# [Excerpted records]
------------------------------------------------

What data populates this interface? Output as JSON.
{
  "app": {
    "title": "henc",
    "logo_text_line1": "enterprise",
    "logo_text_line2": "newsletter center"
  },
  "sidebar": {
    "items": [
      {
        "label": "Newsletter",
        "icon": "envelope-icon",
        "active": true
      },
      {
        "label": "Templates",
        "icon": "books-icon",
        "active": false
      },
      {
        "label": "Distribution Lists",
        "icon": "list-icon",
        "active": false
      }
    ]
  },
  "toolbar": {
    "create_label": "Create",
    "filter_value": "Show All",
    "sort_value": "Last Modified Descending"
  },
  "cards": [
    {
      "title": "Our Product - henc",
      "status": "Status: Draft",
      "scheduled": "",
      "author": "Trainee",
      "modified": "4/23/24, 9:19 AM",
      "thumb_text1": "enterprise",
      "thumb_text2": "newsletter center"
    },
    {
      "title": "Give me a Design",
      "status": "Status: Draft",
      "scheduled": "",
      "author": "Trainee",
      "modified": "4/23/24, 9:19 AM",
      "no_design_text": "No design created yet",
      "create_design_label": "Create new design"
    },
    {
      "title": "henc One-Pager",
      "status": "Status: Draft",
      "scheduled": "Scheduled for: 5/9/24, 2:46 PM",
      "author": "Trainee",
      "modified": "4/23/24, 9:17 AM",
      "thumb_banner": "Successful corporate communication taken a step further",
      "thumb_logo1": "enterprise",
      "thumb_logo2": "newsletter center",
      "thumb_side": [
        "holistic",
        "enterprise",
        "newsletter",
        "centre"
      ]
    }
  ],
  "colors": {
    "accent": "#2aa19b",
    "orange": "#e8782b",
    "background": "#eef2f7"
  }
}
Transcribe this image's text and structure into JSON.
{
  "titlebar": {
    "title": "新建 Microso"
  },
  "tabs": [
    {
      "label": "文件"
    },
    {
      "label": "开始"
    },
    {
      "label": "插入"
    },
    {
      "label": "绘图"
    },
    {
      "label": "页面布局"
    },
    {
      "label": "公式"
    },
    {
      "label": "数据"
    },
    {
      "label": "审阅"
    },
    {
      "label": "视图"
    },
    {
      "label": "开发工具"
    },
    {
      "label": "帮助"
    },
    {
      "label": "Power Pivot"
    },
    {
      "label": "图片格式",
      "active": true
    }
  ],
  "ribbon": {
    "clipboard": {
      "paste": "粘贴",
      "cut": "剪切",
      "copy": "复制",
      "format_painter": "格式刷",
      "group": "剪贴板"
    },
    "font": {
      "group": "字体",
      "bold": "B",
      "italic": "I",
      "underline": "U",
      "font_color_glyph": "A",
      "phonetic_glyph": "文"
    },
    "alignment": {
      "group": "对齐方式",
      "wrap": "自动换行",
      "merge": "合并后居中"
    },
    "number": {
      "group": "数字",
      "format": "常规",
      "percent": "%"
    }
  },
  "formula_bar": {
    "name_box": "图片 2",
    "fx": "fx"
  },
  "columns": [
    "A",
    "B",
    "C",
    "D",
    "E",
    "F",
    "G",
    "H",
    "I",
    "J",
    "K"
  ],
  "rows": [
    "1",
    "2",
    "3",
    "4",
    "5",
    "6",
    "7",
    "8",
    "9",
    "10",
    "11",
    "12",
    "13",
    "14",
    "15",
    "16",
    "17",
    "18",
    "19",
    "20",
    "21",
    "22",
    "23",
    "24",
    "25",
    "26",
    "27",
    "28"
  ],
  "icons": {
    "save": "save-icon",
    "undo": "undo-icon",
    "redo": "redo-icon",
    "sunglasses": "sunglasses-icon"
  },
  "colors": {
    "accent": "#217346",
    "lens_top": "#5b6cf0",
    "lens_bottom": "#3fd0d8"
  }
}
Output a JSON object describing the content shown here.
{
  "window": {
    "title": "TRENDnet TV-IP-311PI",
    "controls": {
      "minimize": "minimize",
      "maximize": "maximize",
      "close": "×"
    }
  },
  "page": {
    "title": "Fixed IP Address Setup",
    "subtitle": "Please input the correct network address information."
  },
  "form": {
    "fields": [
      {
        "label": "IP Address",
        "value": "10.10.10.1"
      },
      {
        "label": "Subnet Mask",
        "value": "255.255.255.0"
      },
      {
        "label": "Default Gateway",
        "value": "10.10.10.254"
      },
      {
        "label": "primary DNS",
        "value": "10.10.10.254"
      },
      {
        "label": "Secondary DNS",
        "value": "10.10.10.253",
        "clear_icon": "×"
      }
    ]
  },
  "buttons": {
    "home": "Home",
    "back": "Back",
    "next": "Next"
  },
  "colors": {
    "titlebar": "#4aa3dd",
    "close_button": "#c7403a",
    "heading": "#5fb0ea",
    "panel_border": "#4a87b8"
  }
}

------------------------------------------------

# [Short problem]
Print out every entry, keeping each one exact.

# [Solved exercise]
What data populates this interface? Output as JSON.
{
  "app": {
    "title": "henc",
    "logo_text_line1": "enterprise",
    "logo_text_line2": "newsletter center"
  },
  "sidebar": {
    "items": [
      {
        "label": "Newsletter",
        "icon": "envelope-icon",
        "active": true
      },
      {
        "label": "Templates",
        "icon": "books-icon",
        "active": false
      },
      {
        "label": "Distribution Lists",
        "icon": "list-icon",
        "active": false
      }
    ]
  },
  "toolbar": {
    "create_label": "Create",
    "filter_value": "Show All",
    "sort_value": "Last Modified Descending"
  },
  "cards": [
    {
      "title": "Our Product - henc",
      "status": "Status: Draft",
      "scheduled": "",
      "author": "Trainee",
      "modified": "4/23/24, 9:19 AM",
      "thumb_text1": "enterprise",
      "thumb_text2": "newsletter center"
    },
    {
      "title": "Give me a Design",
      "status": "Status: Draft",
      "scheduled": "",
      "author": "Trainee",
      "modified": "4/23/24, 9:19 AM",
      "no_design_text": "No design created yet",
      "create_design_label": "Create new design"
    },
    {
      "title": "henc One-Pager",
      "status": "Status: Draft",
      "scheduled": "Scheduled for: 5/9/24, 2:46 PM",
      "author": "Trainee",
      "modified": "4/23/24, 9:17 AM",
      "thumb_banner": "Successful corporate communication taken a step further",
      "thumb_logo1": "enterprise",
      "thumb_logo2": "newsletter center",
      "thumb_side": [
        "holistic",
        "enterprise",
        "newsletter",
        "centre"
      ]
    }
  ],
  "colors": {
    "accent": "#2aa19b",
    "orange": "#e8782b",
    "background": "#eef2f7"
  }
}
Transcribe this image's text and structure into JSON.
{
  "titlebar": {
    "title": "新建 Microso"
  },
  "tabs": [
    {
      "label": "文件"
    },
    {
      "label": "开始"
    },
    {
      "label": "插入"
    },
    {
      "label": "绘图"
    },
    {
      "label": "页面布局"
    },
    {
      "label": "公式"
    },
    {
      "label": "数据"
    },
    {
      "label": "审阅"
    },
    {
      "label": "视图"
    },
    {
      "label": "开发工具"
    },
    {
      "label": "帮助"
    },
    {
      "label": "Power Pivot"
    },
    {
      "label": "图片格式",
      "active": true
    }
  ],
  "ribbon": {
    "clipboard": {
      "paste": "粘贴",
      "cut": "剪切",
      "copy": "复制",
      "format_painter": "格式刷",
      "group": "剪贴板"
    },
    "font": {
      "group": "字体",
      "bold": "B",
      "italic": "I",
      "underline": "U",
      "font_color_glyph": "A",
      "phonetic_glyph": "文"
    },
    "alignment": {
      "group": "对齐方式",
      "wrap": "自动换行",
      "merge": "合并后居中"
    },
    "number": {
      "group": "数字",
      "format": "常规",
      "percent": "%"
    }
  },
  "formula_bar": {
    "name_box": "图片 2",
    "fx": "fx"
  },
  "columns": [
    "A",
    "B",
    "C",
    "D",
    "E",
    "F",
    "G",
    "H",
    "I",
    "J",
    "K"
  ],
  "rows": [
    "1",
    "2",
    "3",
    "4",
    "5",
    "6",
    "7",
    "8",
    "9",
    "10",
    "11",
    "12",
    "13",
    "14",
    "15",
    "16",
    "17",
    "18",
    "19",
    "20",
    "21",
    "22",
    "23",
    "24",
    "25",
    "26",
    "27",
    "28"
  ],
  "icons": {
    "save": "save-icon",
    "undo": "undo-icon",
    "redo": "redo-icon",
    "sunglasses": "sunglasses-icon"
  },
  "colors": {
    "accent": "#217346",
    "lens_top": "#5b6cf0",
    "lens_bottom": "#3fd0d8"
  }
}
Output a JSON object describing the content shown here.
{
  "window": {
    "title": "TRENDnet TV-IP-311PI",
    "controls": {
      "minimize": "minimize",
      "maximize": "maximize",
      "close": "×"
    }
  },
  "page": {
    "title": "Fixed IP Address Setup",
    "subtitle": "Please input the correct network address information."
  },
  "form": {
    "fields": [
      {
        "label": "IP Address",
        "value": "10.10.10.1"
      },
      {
        "label": "Subnet Mask",
        "value": "255.255.255.0"
      },
      {
        "label": "Default Gateway",
        "value": "10.10.10.254"
      },
      {
        "label": "primary DNS",
        "value": "10.10.10.254"
      },
      {
        "label": "Secondary DNS",
        "value": "10.10.10.253",
        "clear_icon": "×"
      }
    ]
  },
  "buttons": {
    "home": "Home",
    "back": "Back",
    "next": "Next"
  },
  "colors": {
    "titlebar": "#4aa3dd",
    "close_button": "#c7403a",
    "heading": "#5fb0ea",
    "panel_border": "#4a87b8"
  }
}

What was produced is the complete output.